◆ Problem to solve ◆
Copy out every line that contains the word "易错项为".

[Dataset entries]
= = =
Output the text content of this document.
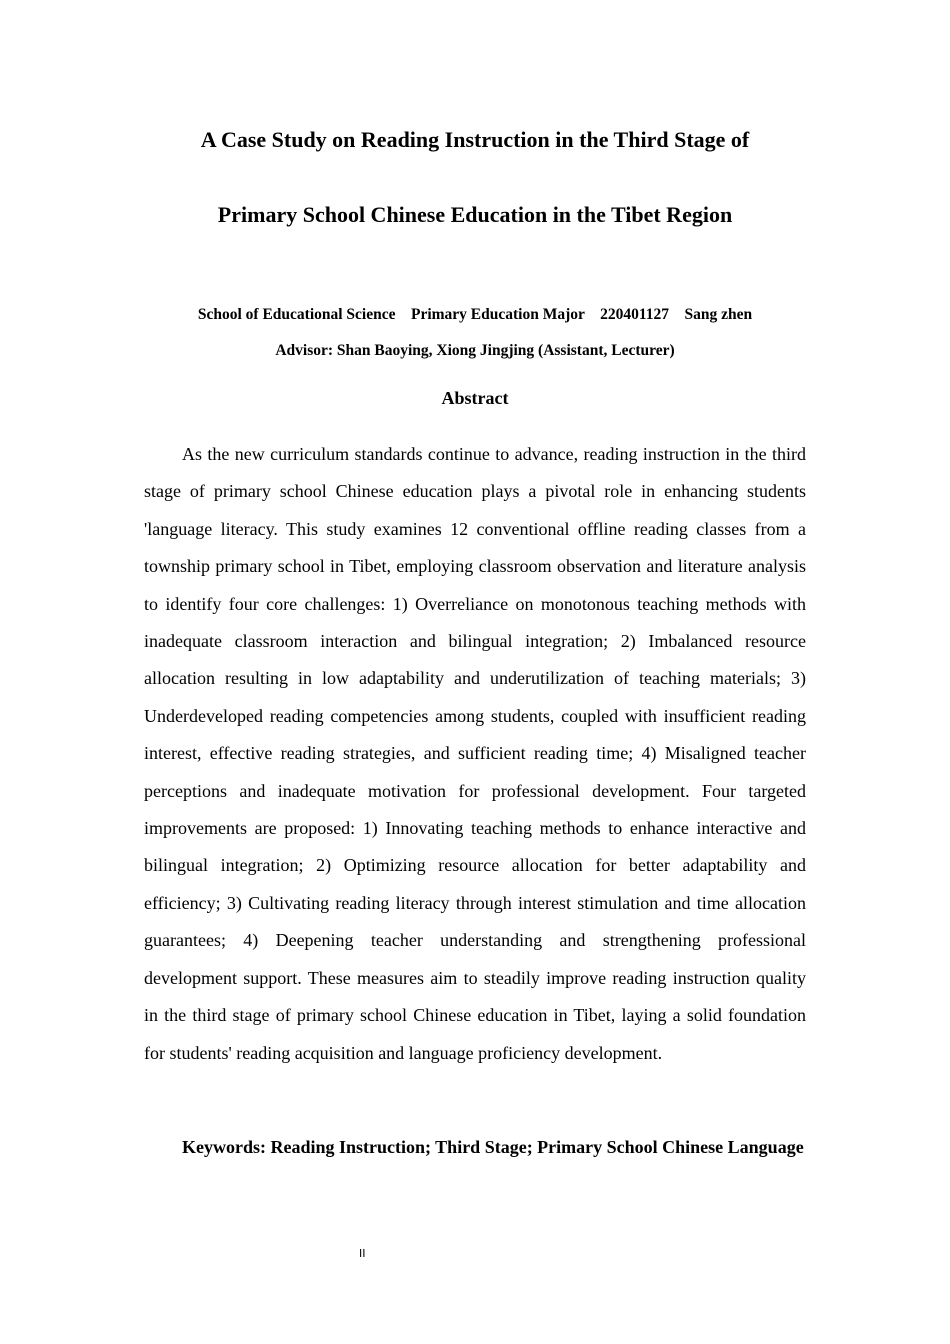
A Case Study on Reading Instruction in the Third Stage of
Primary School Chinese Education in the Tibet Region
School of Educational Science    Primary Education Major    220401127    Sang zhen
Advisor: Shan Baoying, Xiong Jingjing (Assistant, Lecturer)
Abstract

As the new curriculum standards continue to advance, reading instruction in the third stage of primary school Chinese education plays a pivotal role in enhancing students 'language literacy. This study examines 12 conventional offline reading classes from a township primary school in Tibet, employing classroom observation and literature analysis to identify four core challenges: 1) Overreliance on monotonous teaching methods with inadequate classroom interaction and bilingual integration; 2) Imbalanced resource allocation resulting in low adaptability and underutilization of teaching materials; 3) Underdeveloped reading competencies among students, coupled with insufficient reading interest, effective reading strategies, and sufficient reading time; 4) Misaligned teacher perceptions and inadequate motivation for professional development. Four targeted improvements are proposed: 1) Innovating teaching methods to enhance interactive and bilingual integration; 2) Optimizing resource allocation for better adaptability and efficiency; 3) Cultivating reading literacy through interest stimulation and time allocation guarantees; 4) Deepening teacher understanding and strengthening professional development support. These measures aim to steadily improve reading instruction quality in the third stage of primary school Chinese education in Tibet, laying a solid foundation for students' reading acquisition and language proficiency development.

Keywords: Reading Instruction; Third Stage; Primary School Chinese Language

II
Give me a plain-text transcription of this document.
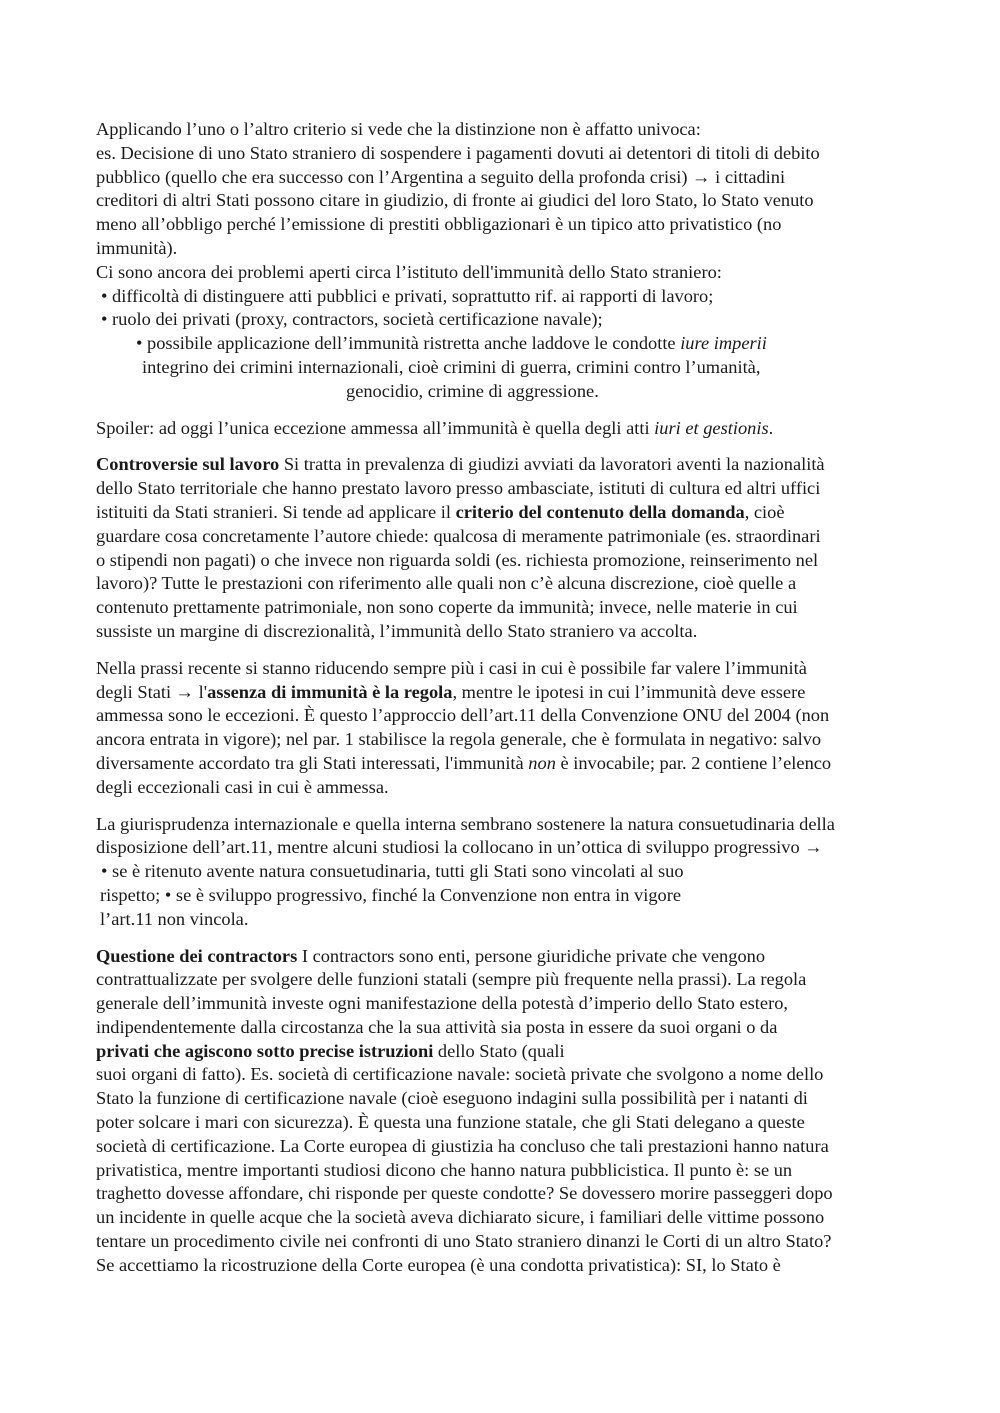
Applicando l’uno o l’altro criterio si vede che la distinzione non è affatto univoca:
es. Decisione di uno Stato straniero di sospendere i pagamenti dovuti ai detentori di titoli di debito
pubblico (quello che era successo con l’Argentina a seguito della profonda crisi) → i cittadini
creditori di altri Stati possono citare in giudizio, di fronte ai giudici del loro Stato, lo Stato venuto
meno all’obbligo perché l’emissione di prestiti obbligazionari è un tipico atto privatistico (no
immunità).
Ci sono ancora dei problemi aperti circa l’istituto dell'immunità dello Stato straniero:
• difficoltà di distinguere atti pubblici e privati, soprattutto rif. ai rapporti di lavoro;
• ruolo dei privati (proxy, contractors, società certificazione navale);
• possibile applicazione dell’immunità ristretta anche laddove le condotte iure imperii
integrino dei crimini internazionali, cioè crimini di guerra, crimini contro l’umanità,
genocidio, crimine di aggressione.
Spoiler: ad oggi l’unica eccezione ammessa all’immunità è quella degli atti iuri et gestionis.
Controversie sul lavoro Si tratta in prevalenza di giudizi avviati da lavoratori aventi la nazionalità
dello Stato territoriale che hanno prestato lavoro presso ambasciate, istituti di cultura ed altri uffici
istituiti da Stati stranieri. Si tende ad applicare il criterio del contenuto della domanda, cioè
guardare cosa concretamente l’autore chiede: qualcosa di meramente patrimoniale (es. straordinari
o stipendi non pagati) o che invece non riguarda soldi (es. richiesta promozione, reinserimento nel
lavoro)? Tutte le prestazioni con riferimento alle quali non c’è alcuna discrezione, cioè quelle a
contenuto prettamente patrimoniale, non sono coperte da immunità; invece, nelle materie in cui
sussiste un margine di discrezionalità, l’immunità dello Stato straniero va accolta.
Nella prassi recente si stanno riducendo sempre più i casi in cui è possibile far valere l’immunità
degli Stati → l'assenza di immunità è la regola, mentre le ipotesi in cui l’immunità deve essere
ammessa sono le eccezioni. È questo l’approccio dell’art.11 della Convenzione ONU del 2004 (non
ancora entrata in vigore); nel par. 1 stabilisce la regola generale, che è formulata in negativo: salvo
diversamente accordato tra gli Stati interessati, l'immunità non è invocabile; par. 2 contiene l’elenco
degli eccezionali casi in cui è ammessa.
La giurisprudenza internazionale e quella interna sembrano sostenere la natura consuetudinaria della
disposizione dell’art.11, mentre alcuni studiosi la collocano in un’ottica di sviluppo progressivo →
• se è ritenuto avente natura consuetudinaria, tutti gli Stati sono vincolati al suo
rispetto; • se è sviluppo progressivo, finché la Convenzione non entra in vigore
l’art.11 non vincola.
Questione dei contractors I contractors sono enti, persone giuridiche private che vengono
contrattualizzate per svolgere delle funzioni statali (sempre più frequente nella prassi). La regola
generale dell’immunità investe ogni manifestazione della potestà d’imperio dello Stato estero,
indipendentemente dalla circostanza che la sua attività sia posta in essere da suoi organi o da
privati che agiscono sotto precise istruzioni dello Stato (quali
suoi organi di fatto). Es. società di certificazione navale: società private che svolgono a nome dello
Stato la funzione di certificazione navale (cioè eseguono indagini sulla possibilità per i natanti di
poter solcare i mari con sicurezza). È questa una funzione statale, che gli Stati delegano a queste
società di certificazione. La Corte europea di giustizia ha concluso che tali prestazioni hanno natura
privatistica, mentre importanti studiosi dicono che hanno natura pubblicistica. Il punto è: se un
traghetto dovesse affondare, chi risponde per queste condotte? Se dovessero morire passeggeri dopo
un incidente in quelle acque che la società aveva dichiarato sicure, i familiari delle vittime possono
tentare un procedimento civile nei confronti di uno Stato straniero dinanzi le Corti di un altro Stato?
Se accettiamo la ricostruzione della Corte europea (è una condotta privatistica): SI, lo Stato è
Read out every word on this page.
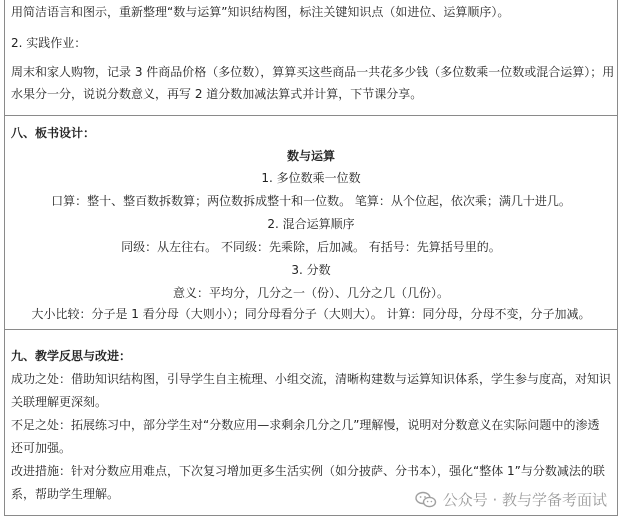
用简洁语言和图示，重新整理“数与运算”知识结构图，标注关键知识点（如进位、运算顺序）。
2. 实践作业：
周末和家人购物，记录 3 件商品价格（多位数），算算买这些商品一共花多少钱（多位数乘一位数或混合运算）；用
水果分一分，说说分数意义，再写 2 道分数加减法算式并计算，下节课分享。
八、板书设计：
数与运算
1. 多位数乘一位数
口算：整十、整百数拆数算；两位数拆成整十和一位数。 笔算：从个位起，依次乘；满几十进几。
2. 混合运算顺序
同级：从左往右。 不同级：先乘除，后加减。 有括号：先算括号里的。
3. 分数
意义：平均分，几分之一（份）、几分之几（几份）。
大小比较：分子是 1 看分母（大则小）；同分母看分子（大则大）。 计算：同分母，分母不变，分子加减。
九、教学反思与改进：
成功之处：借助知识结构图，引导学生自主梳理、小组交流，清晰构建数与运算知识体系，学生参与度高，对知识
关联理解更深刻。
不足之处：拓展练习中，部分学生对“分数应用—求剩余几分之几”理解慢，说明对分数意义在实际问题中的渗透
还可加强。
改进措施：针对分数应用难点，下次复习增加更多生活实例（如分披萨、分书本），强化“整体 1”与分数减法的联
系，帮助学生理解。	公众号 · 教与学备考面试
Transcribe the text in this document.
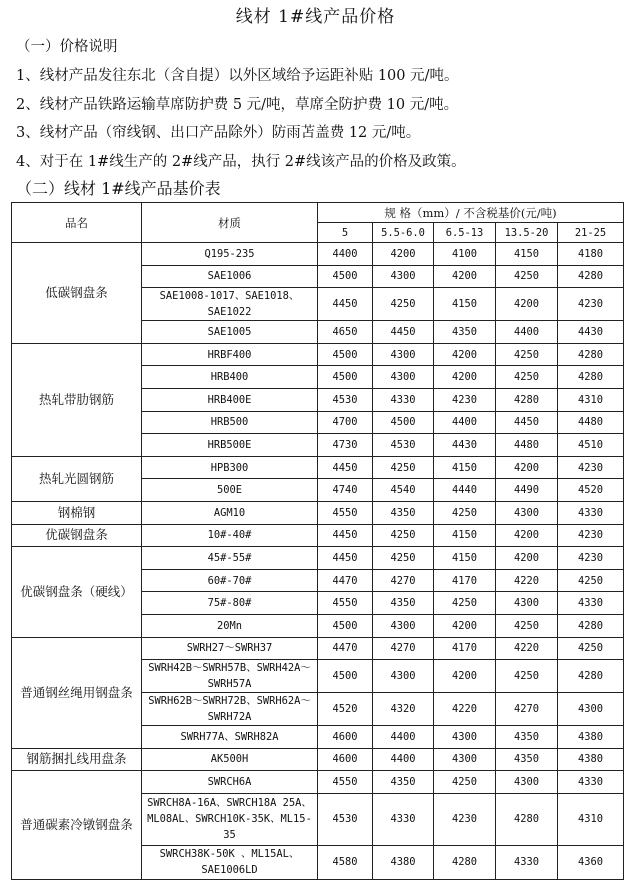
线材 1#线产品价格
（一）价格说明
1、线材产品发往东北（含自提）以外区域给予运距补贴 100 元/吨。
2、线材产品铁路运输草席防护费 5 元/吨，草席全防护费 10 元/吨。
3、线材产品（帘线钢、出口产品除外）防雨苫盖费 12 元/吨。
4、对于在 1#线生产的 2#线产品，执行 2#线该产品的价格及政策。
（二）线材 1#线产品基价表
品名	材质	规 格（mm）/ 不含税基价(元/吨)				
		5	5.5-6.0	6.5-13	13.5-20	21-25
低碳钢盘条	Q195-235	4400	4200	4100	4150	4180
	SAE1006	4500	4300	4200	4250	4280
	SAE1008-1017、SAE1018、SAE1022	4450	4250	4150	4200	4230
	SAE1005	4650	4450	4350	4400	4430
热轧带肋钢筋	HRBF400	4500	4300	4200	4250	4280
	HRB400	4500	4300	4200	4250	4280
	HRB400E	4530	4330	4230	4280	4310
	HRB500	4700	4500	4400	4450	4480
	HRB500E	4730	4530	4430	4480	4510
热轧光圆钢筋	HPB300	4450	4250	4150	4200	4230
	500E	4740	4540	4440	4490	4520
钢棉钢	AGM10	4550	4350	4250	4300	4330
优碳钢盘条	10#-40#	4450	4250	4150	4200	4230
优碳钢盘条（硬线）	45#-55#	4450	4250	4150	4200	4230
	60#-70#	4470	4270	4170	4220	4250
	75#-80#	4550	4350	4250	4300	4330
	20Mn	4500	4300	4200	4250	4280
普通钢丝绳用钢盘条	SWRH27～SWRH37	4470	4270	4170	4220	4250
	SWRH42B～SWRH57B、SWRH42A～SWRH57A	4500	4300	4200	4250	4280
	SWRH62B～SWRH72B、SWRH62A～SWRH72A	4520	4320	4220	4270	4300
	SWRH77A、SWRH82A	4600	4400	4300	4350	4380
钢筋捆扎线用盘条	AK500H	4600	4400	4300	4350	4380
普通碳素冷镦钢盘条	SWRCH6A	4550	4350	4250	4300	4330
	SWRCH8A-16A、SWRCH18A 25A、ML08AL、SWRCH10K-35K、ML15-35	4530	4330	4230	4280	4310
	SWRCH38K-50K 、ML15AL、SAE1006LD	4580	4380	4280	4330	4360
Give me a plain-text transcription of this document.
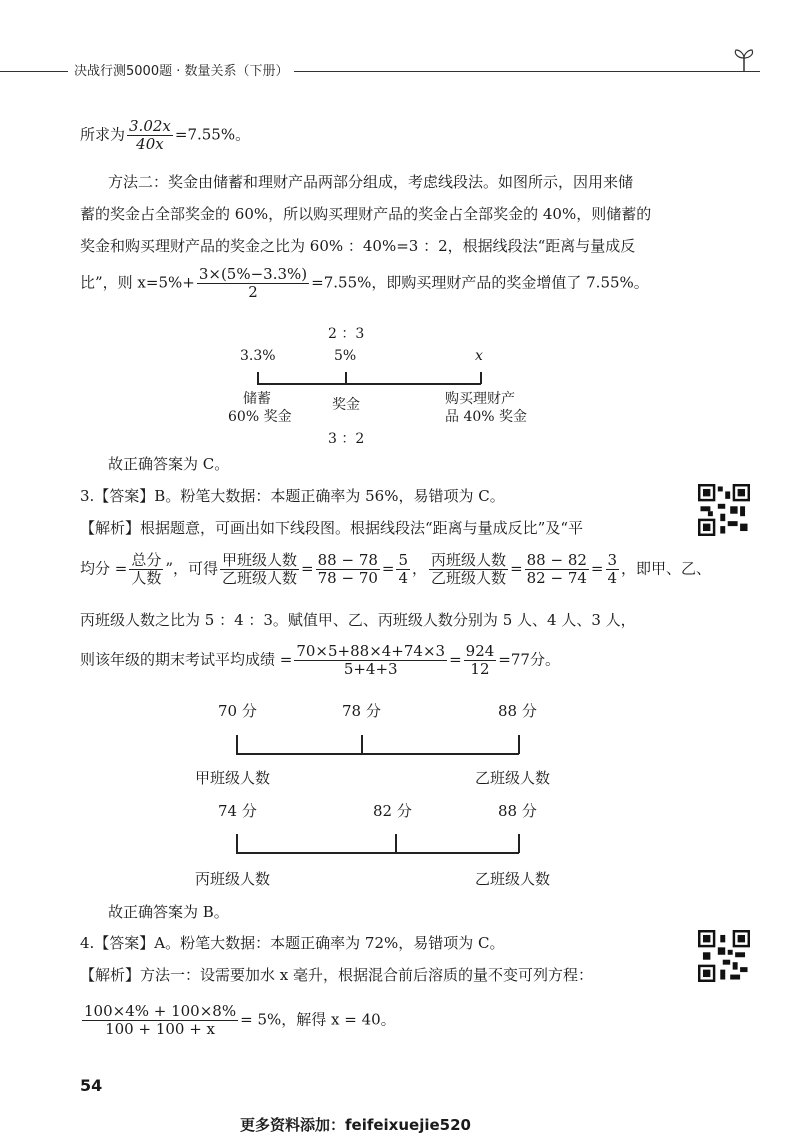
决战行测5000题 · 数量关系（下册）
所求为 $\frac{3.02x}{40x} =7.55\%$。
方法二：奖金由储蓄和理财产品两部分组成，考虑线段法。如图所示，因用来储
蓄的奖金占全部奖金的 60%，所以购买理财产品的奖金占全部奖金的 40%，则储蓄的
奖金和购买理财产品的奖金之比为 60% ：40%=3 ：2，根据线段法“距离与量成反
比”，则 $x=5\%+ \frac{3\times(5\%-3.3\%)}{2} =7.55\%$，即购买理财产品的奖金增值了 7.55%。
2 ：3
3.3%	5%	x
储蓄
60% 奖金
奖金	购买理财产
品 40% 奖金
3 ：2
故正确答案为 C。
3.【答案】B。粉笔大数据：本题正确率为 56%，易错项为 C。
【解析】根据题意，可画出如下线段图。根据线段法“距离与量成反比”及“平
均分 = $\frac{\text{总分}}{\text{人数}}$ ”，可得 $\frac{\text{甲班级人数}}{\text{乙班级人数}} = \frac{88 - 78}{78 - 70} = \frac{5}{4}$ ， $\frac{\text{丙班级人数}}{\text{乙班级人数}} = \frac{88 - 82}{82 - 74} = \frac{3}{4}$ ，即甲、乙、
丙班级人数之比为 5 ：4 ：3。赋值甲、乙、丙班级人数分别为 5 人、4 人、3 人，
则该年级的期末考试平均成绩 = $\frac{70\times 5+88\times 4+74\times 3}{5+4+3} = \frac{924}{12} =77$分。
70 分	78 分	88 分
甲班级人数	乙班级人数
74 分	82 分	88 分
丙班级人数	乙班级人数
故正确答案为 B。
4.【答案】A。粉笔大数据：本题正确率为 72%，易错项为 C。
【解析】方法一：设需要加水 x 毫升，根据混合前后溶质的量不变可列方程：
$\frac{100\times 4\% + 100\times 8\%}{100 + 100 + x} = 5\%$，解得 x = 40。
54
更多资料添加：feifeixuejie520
= = =
◆ Task output ◆
3.【答案】B。粉笔大数据：本题正确率为 56%，易错项为 C。
4.【答案】A。粉笔大数据：本题正确率为 72%，易错项为 C。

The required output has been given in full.